§ The problem: Lift out each line of the data that holds "label".

§ Data excerpts:
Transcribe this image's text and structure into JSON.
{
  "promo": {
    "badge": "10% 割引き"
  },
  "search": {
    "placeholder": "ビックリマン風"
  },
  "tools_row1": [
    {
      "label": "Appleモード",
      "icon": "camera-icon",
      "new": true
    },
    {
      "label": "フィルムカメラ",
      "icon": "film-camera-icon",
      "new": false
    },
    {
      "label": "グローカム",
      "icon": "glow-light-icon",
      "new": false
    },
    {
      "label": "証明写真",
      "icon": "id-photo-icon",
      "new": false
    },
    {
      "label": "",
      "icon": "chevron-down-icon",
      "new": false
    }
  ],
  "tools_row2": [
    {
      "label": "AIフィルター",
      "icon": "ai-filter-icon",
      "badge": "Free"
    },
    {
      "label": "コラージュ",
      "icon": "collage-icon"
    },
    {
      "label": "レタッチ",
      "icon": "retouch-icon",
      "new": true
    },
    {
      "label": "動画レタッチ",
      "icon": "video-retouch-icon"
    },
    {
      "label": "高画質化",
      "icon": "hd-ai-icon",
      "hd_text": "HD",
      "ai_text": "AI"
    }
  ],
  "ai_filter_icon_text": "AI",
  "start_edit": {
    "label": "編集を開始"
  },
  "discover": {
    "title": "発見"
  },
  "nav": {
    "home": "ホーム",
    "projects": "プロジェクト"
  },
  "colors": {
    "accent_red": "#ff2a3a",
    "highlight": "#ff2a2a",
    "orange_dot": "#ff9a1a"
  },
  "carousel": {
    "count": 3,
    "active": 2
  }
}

§ Result of the task:
      "label": "Appleモード",
      "label": "フィルムカメラ",
      "label": "グローカム",
      "label": "証明写真",
      "label": "",
      "label": "AIフィルター",
      "label": "コラージュ",
      "label": "レタッチ",
      "label": "動画レタッチ",
      "label": "高画質化",
    "label": "編集を開始"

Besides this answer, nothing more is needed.